Exercise goal →
Return the number of lines that contain the word "Título", and return nothing else.

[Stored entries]
## BEGIN

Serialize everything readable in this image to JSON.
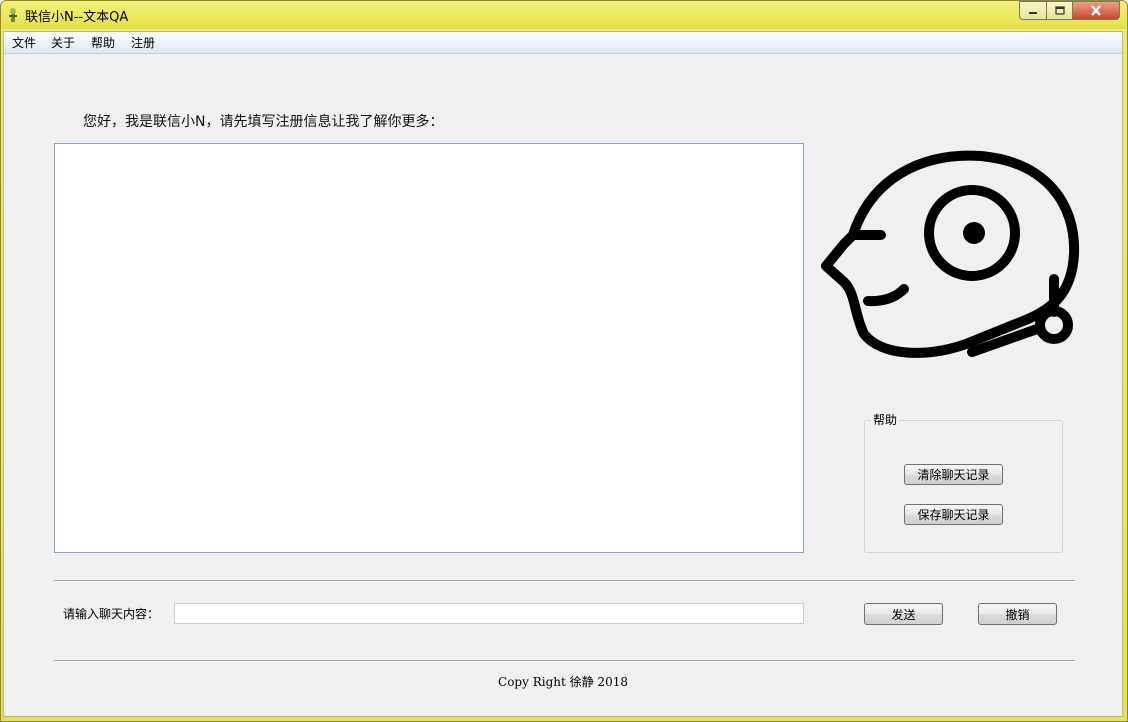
{
  "window": {
    "title": "联信小N--文本QA",
    "controls": {
      "minimize_icon": "minimize-icon",
      "maximize_icon": "maximize-icon",
      "close_icon": "close-icon"
    }
  },
  "menu": {
    "items": [
      {
        "label": "文件"
      },
      {
        "label": "关于"
      },
      {
        "label": "帮助"
      },
      {
        "label": "注册"
      }
    ]
  },
  "main": {
    "greeting": "您好，我是联信小N，请先填写注册信息让我了解你更多：",
    "chat_log": "",
    "avatar_icon": "robot-head-icon"
  },
  "help_group": {
    "title": "帮助",
    "clear_label": "清除聊天记录",
    "save_label": "保存聊天记录"
  },
  "input_row": {
    "label": "请输入聊天内容：",
    "value": "",
    "placeholder": "",
    "send_label": "发送",
    "cancel_label": "撤销"
  },
  "footer": {
    "copyright": "Copy Right 徐静 2018"
  },
  "colors": {
    "titlebar": "#ece85a",
    "client_bg": "#f0f0f0",
    "close_button": "#c8452c"
  }
}
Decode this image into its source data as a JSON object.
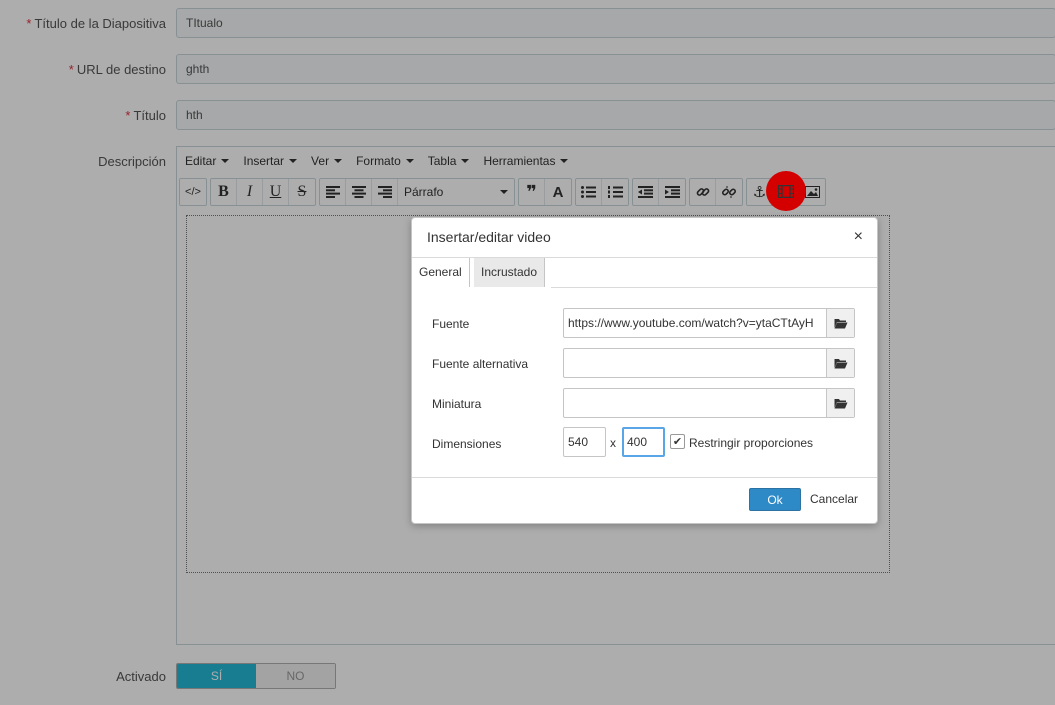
{
  "form": {
    "slide_title_label": "Título de la Diapositiva",
    "slide_title_value": "TItualo",
    "url_label": "URL de destino",
    "url_value": "ghth",
    "title_label": "Título",
    "title_value": "hth",
    "description_label": "Descripción",
    "required_mark": "*",
    "activated_label": "Activado",
    "toggle_yes": "SÍ",
    "toggle_no": "NO"
  },
  "editor": {
    "menu": [
      {
        "label": "Editar"
      },
      {
        "label": "Insertar"
      },
      {
        "label": "Ver"
      },
      {
        "label": "Formato"
      },
      {
        "label": "Tabla"
      },
      {
        "label": "Herramientas"
      }
    ],
    "format_select": "Párrafo"
  },
  "dialog": {
    "title": "Insertar/editar video",
    "close": "×",
    "tabs": [
      {
        "label": "General",
        "active": true
      },
      {
        "label": "Incrustado",
        "active": false
      }
    ],
    "source_label": "Fuente",
    "source_value": "https://www.youtube.com/watch?v=ytaCTtAyH",
    "alt_source_label": "Fuente alternativa",
    "alt_source_value": "",
    "poster_label": "Miniatura",
    "poster_value": "",
    "dimensions_label": "Dimensiones",
    "width": "540",
    "height": "400",
    "x_sep": "x",
    "constrain_label": "Restringir proporciones",
    "constrain_checked": true,
    "ok": "Ok",
    "cancel": "Cancelar"
  },
  "colors": {
    "accent": "#25b9d7",
    "primary_button": "#2d8ac7",
    "highlight": "#d40000",
    "required": "#e0323e"
  }
}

## END

Full response →
2